THE PROBLEM » Reproduce the items below word for word, omitting the pictures.

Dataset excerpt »

--- start ---

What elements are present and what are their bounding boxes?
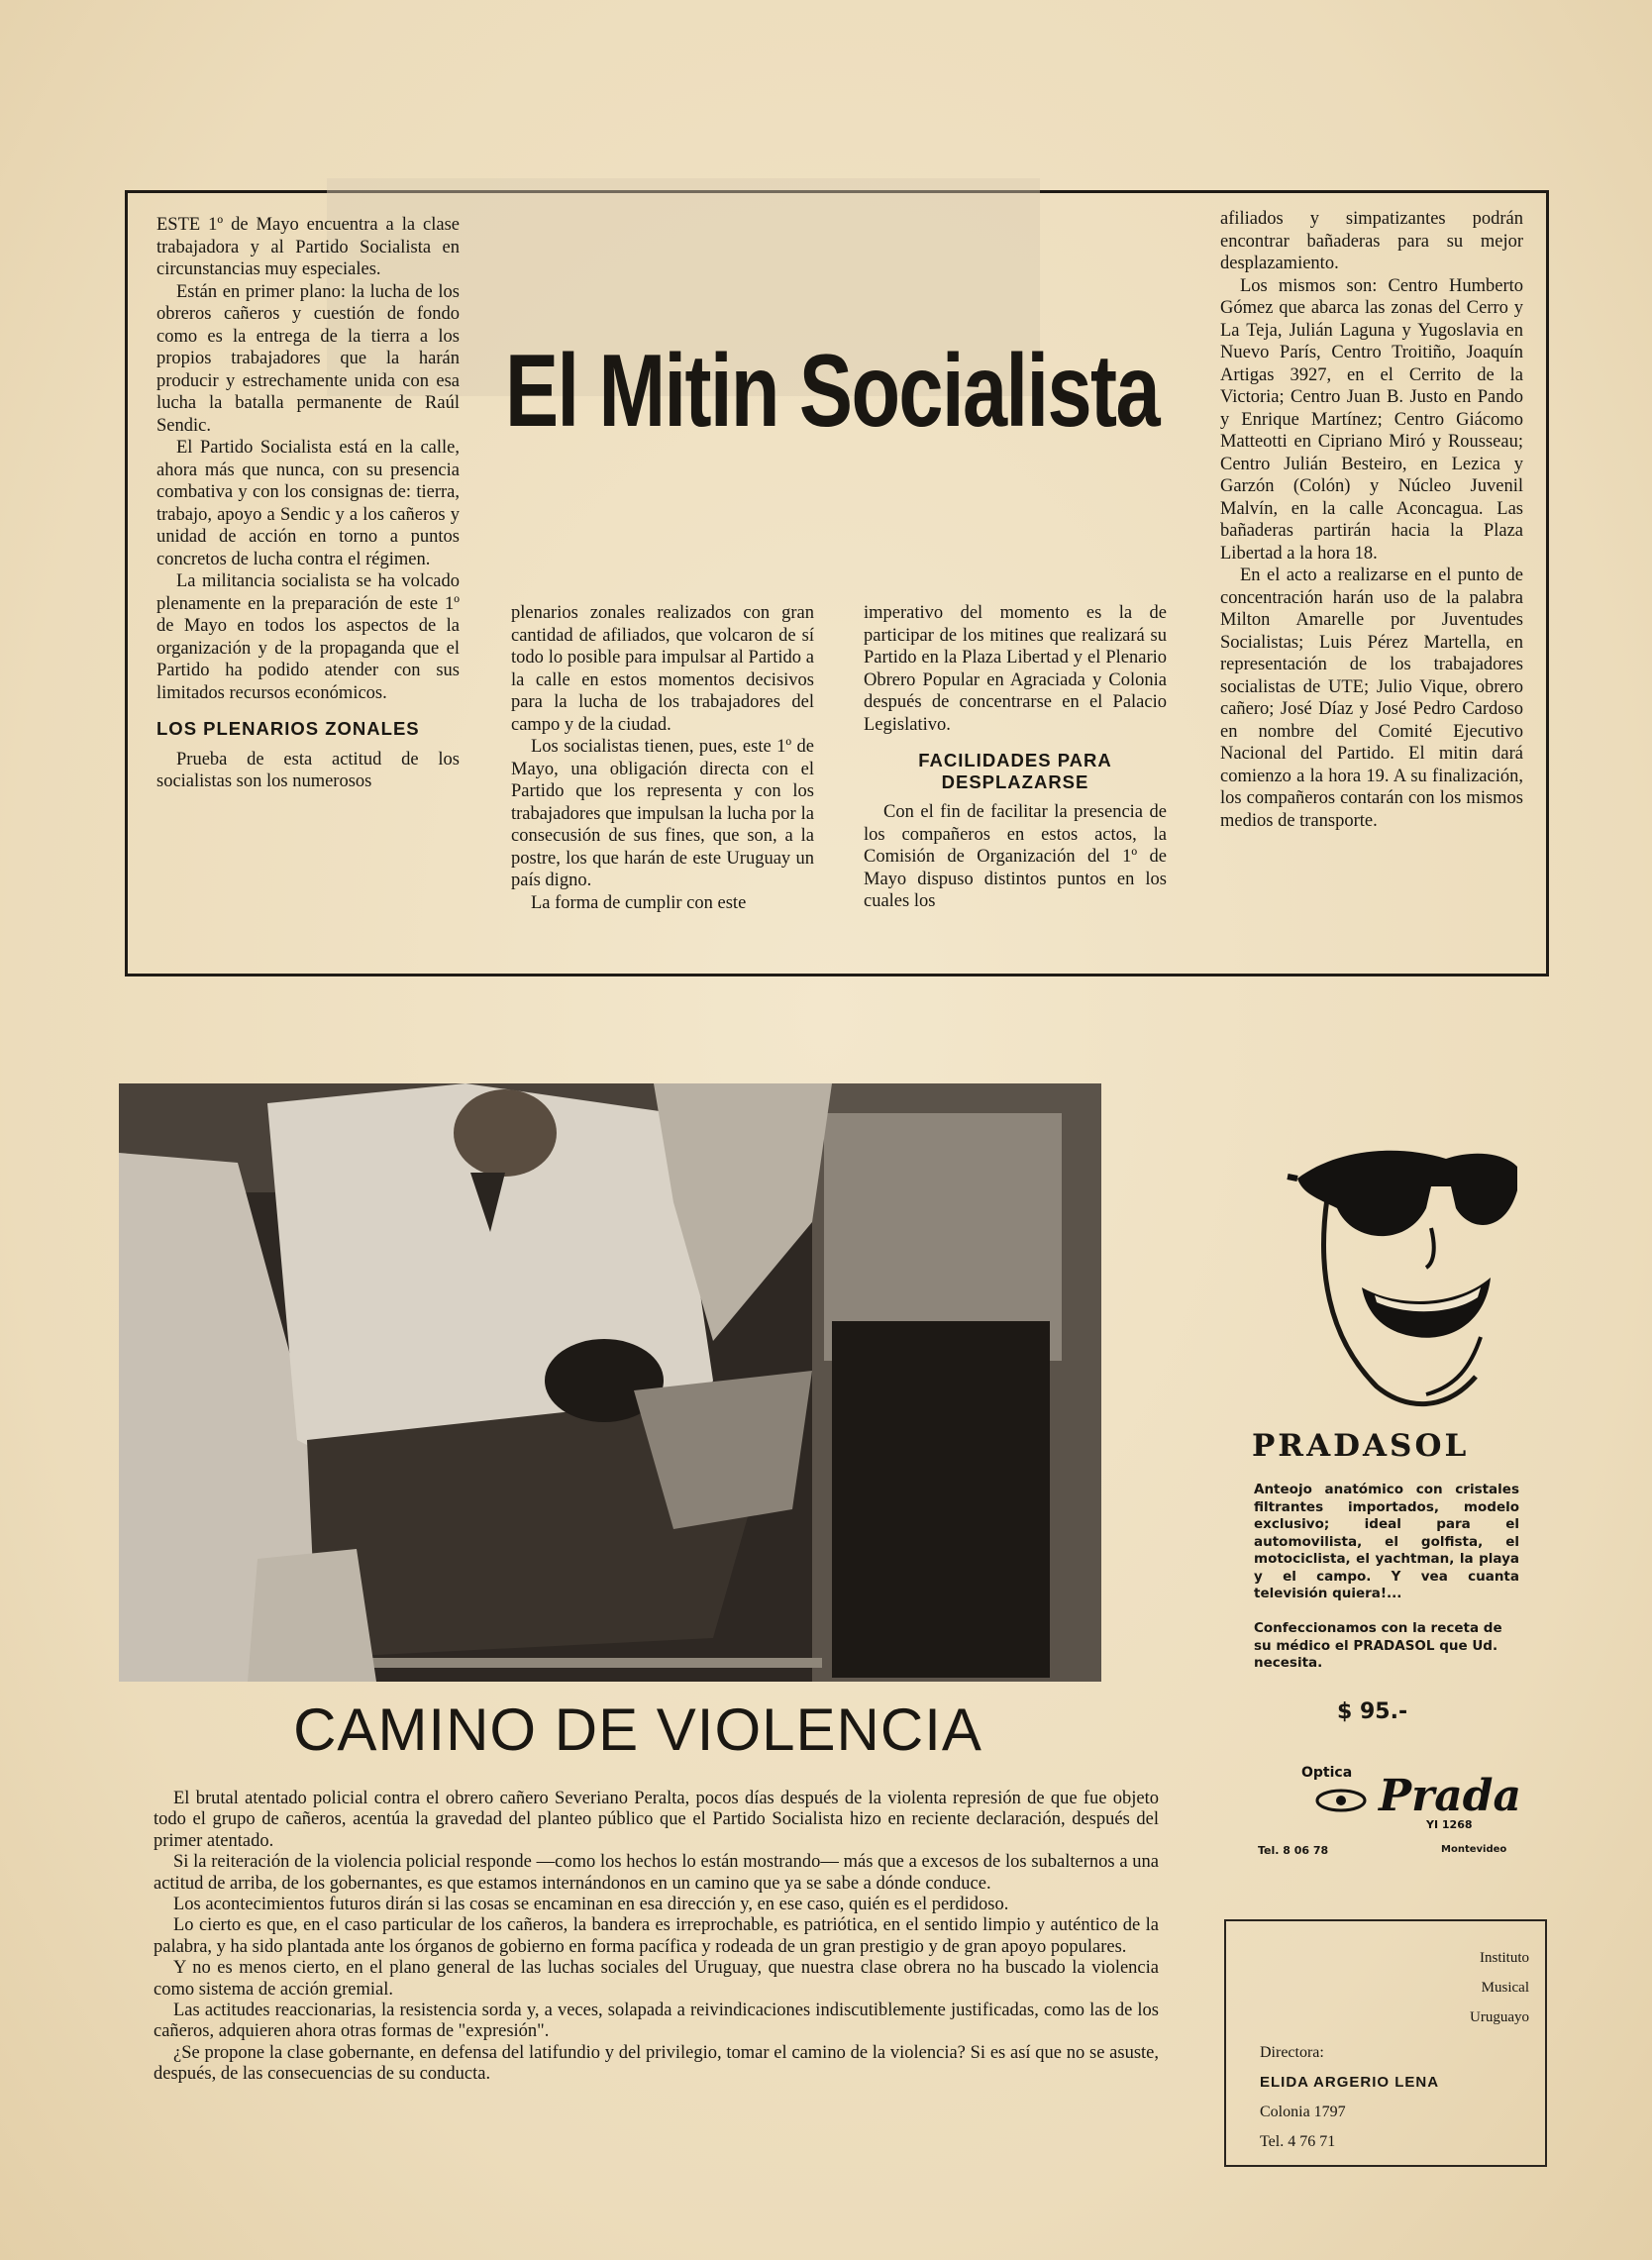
paragraph: El Partido Socialista está en la calle, ahora más que nunca, con su presencia combativa y con los consignas de: tierra, trabajo, apoyo a Sendic y a los cañeros y unidad de acción en torno a puntos concretos de lucha contra el régimen. bbox=[156, 438, 460, 569]
paragraph: afiliados y simpatizantes podrán encontrar bañaderas para su mejor desplazamiento. bbox=[1220, 209, 1523, 273]
subheading-facilidades: FACILIDADES PARA DESPLAZARSE bbox=[918, 750, 1112, 792]
paragraph: Lo cierto es que, en el caso particular de los cañeros, la bandera es irreprochable, es patriótica, en el sentido limpio y auténtico de la palabra, y ha sido plantada ante los órganos de gobierno en forma pacífica y rodeada de un gran prestigio y de gran apoyo populares. bbox=[154, 1915, 1159, 1957]
ad-prescription-note: Confeccionamos con la receta de su médico el PRADASOL que Ud. necesita. bbox=[1254, 1620, 1502, 1671]
paragraph: Los socialistas tienen, pues, este 1º de Mayo, una obligación directa con el Partido que los representa y con los trabajadores que impulsan la lucha por la consecusión de sus fines, que son, a la postre, los que harán de este Uruguay un país digno. bbox=[511, 737, 814, 890]
optica-prada-logo bbox=[1297, 1755, 1535, 1834]
director-label: Directora: bbox=[1260, 2044, 1324, 2061]
paragraph: ¿Se propone la clase gobernante, en defensa del latifundio y del privilegio, tomar el camino de la violencia? Si es así que no se asuste, después, de las consecuencias de su conducta. bbox=[154, 2042, 1159, 2085]
paragraph: ESTE 1º de Mayo encuentra a la clase trabajadora y al Partido Socialista en circunstancias muy especiales. bbox=[156, 215, 460, 279]
sunglasses-face-illustration bbox=[1258, 1139, 1525, 1416]
paragraph: Si la reiteración de la violencia policial responde —como los hechos lo están mostrando— más que a excesos de los subalternos a una actitud de arriba, de los gobernantes, es que estamos internándonos en un camino que ya se sabe a dónde conduce. bbox=[154, 1852, 1159, 1894]
subheading-plenarios: LOS PLENARIOS ZONALES bbox=[156, 718, 420, 739]
paragraph: La militancia socialista se ha volcado plenamente en la preparación de este 1º de Mayo en todos los aspectos de la organización y de la propaganda que el Partido ha podido atender con sus limitados recursos económicos. bbox=[156, 571, 460, 703]
institute-line: Uruguayo bbox=[1470, 2009, 1529, 2025]
top-article-column-2 bbox=[511, 602, 814, 914]
optica-address: YI 1268 bbox=[1426, 1818, 1473, 1831]
paragraph: Los acontecimientos futuros dirán si las cosas se encaminan en esa dirección y, en ese caso, quién es el perdidoso. bbox=[173, 1895, 1009, 1915]
paragraph: Con el fin de facilitar la presencia de los compañeros en estos actos, la Comisión de Organización del 1º de Mayo dispuso distintos puntos en los cuales los bbox=[864, 802, 1167, 911]
institute-line: Instituto bbox=[1479, 1950, 1529, 1966]
ad-brand-name: PRADASOL bbox=[1252, 1428, 1470, 1464]
paragraph: Prueba de esta actitud de los socialistas son los numerosos bbox=[156, 749, 460, 791]
ad-telephone: Tel. 8 06 78 bbox=[1258, 1844, 1329, 1857]
paragraph: La forma de cumplir con este bbox=[531, 892, 747, 913]
paragraph: Los mismos son: Centro Humberto Gómez que abarca las zonas del Cerro y La Teja, Julián Laguna y Yugoslavia en Nuevo París, Centro Troitiño, Joaquín Artigas 3927, en el Cerrito de la Victoria; Centro Juan B. Justo en Pando y Enrique Martínez; Centro Giácomo Matteotti en Cipriano Miró y Rousseau; Centro Julián Besteiro, en Lezica y Garzón (Colón) y Núcleo Juvenil Malvín, en la calle Aconcagua. Las bañaderas partirán hacia la Plaza Libertad a la hora 18. bbox=[1220, 275, 1523, 564]
top-article-column-1 bbox=[156, 214, 460, 793]
paragraph: imperativo del momento es la de participar de los mitines que realizará su Partido en la Plaza Libertad y el Plenario Obrero Popular en Agraciada y Colonia después de concentrarse en el Palacio Legislativo. bbox=[864, 603, 1167, 735]
institute-address: Colonia 1797 bbox=[1260, 2104, 1346, 2120]
paragraph: Las actitudes reaccionarias, la resistencia sorda y, a veces, solapada a reivindicaciones indiscutiblemente justificadas, como las de los cañeros, adquieren ahora otras formas de "expresión". bbox=[154, 2001, 1159, 2042]
optica-label: Optica bbox=[1301, 1765, 1353, 1781]
paragraph: El brutal atentado policial contra el obrero cañero Severiano Peralta, pocos días después de la violenta represión de que fue objeto todo el grupo de cañeros, acentúa la gravedad del planteo público que el Partido Socialista hizo en reciente declaración, después del primer atentado. bbox=[154, 1789, 1159, 1851]
optica-name: Prada bbox=[1379, 1771, 1522, 1821]
bottom-article-title: CAMINO DE VIOLENCIA bbox=[293, 1696, 982, 1763]
news-photo bbox=[119, 1083, 1101, 1682]
paragraph: En el acto a realizarse en el punto de concentración harán uso de la palabra Milton Amarelle por Juventudes Socialistas; Luis Pérez Martella, en representación de los trabajadores socialistas de UTE; Julio Vique, obrero cañero; José Díaz y José Pedro Cardoso en nombre del Comité Ejecutivo Nacional del Partido. El mitin dará comienzo a la hora 19. A su finalización, los compañeros contarán con los mismos medios de transporte. bbox=[1220, 565, 1523, 831]
ad-price: $ 95.- bbox=[1337, 1699, 1408, 1724]
music-institute-ad bbox=[1224, 1919, 1547, 2167]
ad-city: Montevideo bbox=[1441, 1844, 1507, 1855]
paragraph: Están en primer plano: la lucha de los obreros cañeros y cuestión de fondo como es la entrega de la tierra a los propios trabajadores que la harán producir y estrechamente unida con esa lucha la batalla permanente de Raúl Sendic. bbox=[156, 281, 460, 436]
ad-description: Anteojo anatómico con cristales filtrantes importados, modelo exclusivo; ideal para el automovilista, el golfista, el motociclista, el yachtman, la playa y el campo. Y vea cuanta televisión quiera!... bbox=[1254, 1482, 1519, 1601]
institute-details bbox=[1260, 2038, 1439, 2157]
institute-phone: Tel. 4 76 71 bbox=[1260, 2133, 1336, 2150]
top-article-headline: El Mitin Socialista bbox=[505, 334, 1160, 449]
director-name: ELIDA ARGERIO LENA bbox=[1260, 2074, 1440, 2091]
bottom-article-body bbox=[154, 1789, 1159, 2086]
paragraph: plenarios zonales realizados con gran cantidad de afiliados, que volcaron de sí todo lo posible para impulsar al Partido a la calle en estos momentos decisivos para la lucha de los trabajadores del campo y de la ciudad. bbox=[511, 603, 814, 735]
institute-line: Musical bbox=[1481, 1980, 1529, 1996]
institute-name bbox=[1470, 1943, 1529, 2032]
top-article-column-3 bbox=[864, 602, 1167, 913]
paragraph: Y no es menos cierto, en el plano general de las luchas sociales del Uruguay, que nuestra clase obrera no ha buscado la violencia como sistema de acción gremial. bbox=[154, 1958, 1159, 2000]
top-article-column-4 bbox=[1220, 208, 1523, 832]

--- end ---

EXERCISE OUTPUT »
What elements are present and what are their bounding boxes?
paragraph: El Partido Socialista está en la calle, ahora más que nunca, con su presencia combativa y con los consignas de: tierra, trabajo, apoyo a Sendic y a los cañeros y unidad de acción en torno a puntos concretos de lucha contra el régimen. bbox=[156, 438, 460, 569]
paragraph: afiliados y simpatizantes podrán encontrar bañaderas para su mejor desplazamiento. bbox=[1220, 209, 1523, 273]
subheading-facilidades: FACILIDADES PARA DESPLAZARSE bbox=[918, 750, 1112, 792]
paragraph: Lo cierto es que, en el caso particular de los cañeros, la bandera es irreprochable, es patriótica, en el sentido limpio y auténtico de la palabra, y ha sido plantada ante los órganos de gobierno en forma pacífica y rodeada de un gran prestigio y de gran apoyo populares. bbox=[154, 1915, 1159, 1957]
ad-prescription-note: Confeccionamos con la receta de su médico el PRADASOL que Ud. necesita. bbox=[1254, 1620, 1502, 1671]
paragraph: Los socialistas tienen, pues, este 1º de Mayo, una obligación directa con el Partido que los representa y con los trabajadores que impulsan la lucha por la consecusión de sus fines, que son, a la postre, los que harán de este Uruguay un país digno. bbox=[511, 737, 814, 890]
optica-prada-logo bbox=[1297, 1755, 1535, 1834]
director-label: Directora: bbox=[1260, 2044, 1324, 2061]
paragraph: ¿Se propone la clase gobernante, en defensa del latifundio y del privilegio, tomar el camino de la violencia? Si es así que no se asuste, después, de las consecuencias de su conducta. bbox=[154, 2042, 1159, 2085]
paragraph: ESTE 1º de Mayo encuentra a la clase trabajadora y al Partido Socialista en circunstancias muy especiales. bbox=[156, 215, 460, 279]
sunglasses-face-illustration bbox=[1258, 1139, 1525, 1416]
paragraph: Si la reiteración de la violencia policial responde —como los hechos lo están mostrando— más que a excesos de los subalternos a una actitud de arriba, de los gobernantes, es que estamos internándonos en un camino que ya se sabe a dónde conduce. bbox=[154, 1852, 1159, 1894]
subheading-plenarios: LOS PLENARIOS ZONALES bbox=[156, 718, 420, 739]
paragraph: La militancia socialista se ha volcado plenamente en la preparación de este 1º de Mayo en todos los aspectos de la organización y de la propaganda que el Partido ha podido atender con sus limitados recursos económicos. bbox=[156, 571, 460, 703]
institute-line: Uruguayo bbox=[1470, 2009, 1529, 2025]
top-article-column-2 bbox=[511, 602, 814, 914]
optica-address: YI 1268 bbox=[1426, 1818, 1473, 1831]
paragraph: Los acontecimientos futuros dirán si las cosas se encaminan en esa dirección y, en ese caso, quién es el perdidoso. bbox=[173, 1895, 1009, 1915]
paragraph: Con el fin de facilitar la presencia de los compañeros en estos actos, la Comisión de Organización del 1º de Mayo dispuso distintos puntos en los cuales los bbox=[864, 802, 1167, 911]
institute-line: Instituto bbox=[1479, 1950, 1529, 1966]
ad-brand-name: PRADASOL bbox=[1252, 1428, 1470, 1464]
paragraph: Prueba de esta actitud de los socialistas son los numerosos bbox=[156, 749, 460, 791]
ad-telephone: Tel. 8 06 78 bbox=[1258, 1844, 1329, 1857]
paragraph: La forma de cumplir con este bbox=[531, 892, 747, 913]
paragraph: Los mismos son: Centro Humberto Gómez que abarca las zonas del Cerro y La Teja, Julián Laguna y Yugoslavia en Nuevo París, Centro Troitiño, Joaquín Artigas 3927, en el Cerrito de la Victoria; Centro Juan B. Justo en Pando y Enrique Martínez; Centro Giácomo Matteotti en Cipriano Miró y Rousseau; Centro Julián Besteiro, en Lezica y Garzón (Colón) y Núcleo Juvenil Malvín, en la calle Aconcagua. Las bañaderas partirán hacia la Plaza Libertad a la hora 18. bbox=[1220, 275, 1523, 564]
top-article-column-1 bbox=[156, 214, 460, 793]
paragraph: imperativo del momento es la de participar de los mitines que realizará su Partido en la Plaza Libertad y el Plenario Obrero Popular en Agraciada y Colonia después de concentrarse en el Palacio Legislativo. bbox=[864, 603, 1167, 735]
institute-address: Colonia 1797 bbox=[1260, 2104, 1346, 2120]
paragraph: Las actitudes reaccionarias, la resistencia sorda y, a veces, solapada a reivindicaciones indiscutiblemente justificadas, como las de los cañeros, adquieren ahora otras formas de "expresión". bbox=[154, 2001, 1159, 2042]
optica-label: Optica bbox=[1301, 1765, 1353, 1781]
paragraph: El brutal atentado policial contra el obrero cañero Severiano Peralta, pocos días después de la violenta represión de que fue objeto todo el grupo de cañeros, acentúa la gravedad del planteo público que el Partido Socialista hizo en reciente declaración, después del primer atentado. bbox=[154, 1789, 1159, 1851]
optica-name: Prada bbox=[1379, 1771, 1522, 1821]
bottom-article-title: CAMINO DE VIOLENCIA bbox=[293, 1696, 982, 1763]
news-photo bbox=[119, 1083, 1101, 1682]
paragraph: En el acto a realizarse en el punto de concentración harán uso de la palabra Milton Amarelle por Juventudes Socialistas; Luis Pérez Martella, en representación de los trabajadores socialistas de UTE; Julio Vique, obrero cañero; José Díaz y José Pedro Cardoso en nombre del Comité Ejecutivo Nacional del Partido. El mitin dará comienzo a la hora 19. A su finalización, los compañeros contarán con los mismos medios de transporte. bbox=[1220, 565, 1523, 831]
ad-price: $ 95.- bbox=[1337, 1699, 1408, 1724]
music-institute-ad bbox=[1224, 1919, 1547, 2167]
ad-city: Montevideo bbox=[1441, 1844, 1507, 1855]
paragraph: Están en primer plano: la lucha de los obreros cañeros y cuestión de fondo como es la entrega de la tierra a los propios trabajadores que la harán producir y estrechamente unida con esa lucha la batalla permanente de Raúl Sendic. bbox=[156, 281, 460, 436]
ad-description: Anteojo anatómico con cristales filtrantes importados, modelo exclusivo; ideal para el automovilista, el golfista, el motociclista, el yachtman, la playa y el campo. Y vea cuanta televisión quiera!... bbox=[1254, 1482, 1519, 1601]
institute-details bbox=[1260, 2038, 1439, 2157]
institute-phone: Tel. 4 76 71 bbox=[1260, 2133, 1336, 2150]
top-article-headline: El Mitin Socialista bbox=[505, 334, 1160, 449]
director-name: ELIDA ARGERIO LENA bbox=[1260, 2074, 1440, 2091]
bottom-article-body bbox=[154, 1789, 1159, 2086]
paragraph: plenarios zonales realizados con gran cantidad de afiliados, que volcaron de sí todo lo posible para impulsar al Partido a la calle en estos momentos decisivos para la lucha de los trabajadores del campo y de la ciudad. bbox=[511, 603, 814, 735]
institute-line: Musical bbox=[1481, 1980, 1529, 1996]
institute-name bbox=[1470, 1943, 1529, 2032]
top-article-column-3 bbox=[864, 602, 1167, 913]
paragraph: Y no es menos cierto, en el plano general de las luchas sociales del Uruguay, que nuestra clase obrera no ha buscado la violencia como sistema de acción gremial. bbox=[154, 1958, 1159, 2000]
top-article-column-4 bbox=[1220, 208, 1523, 832]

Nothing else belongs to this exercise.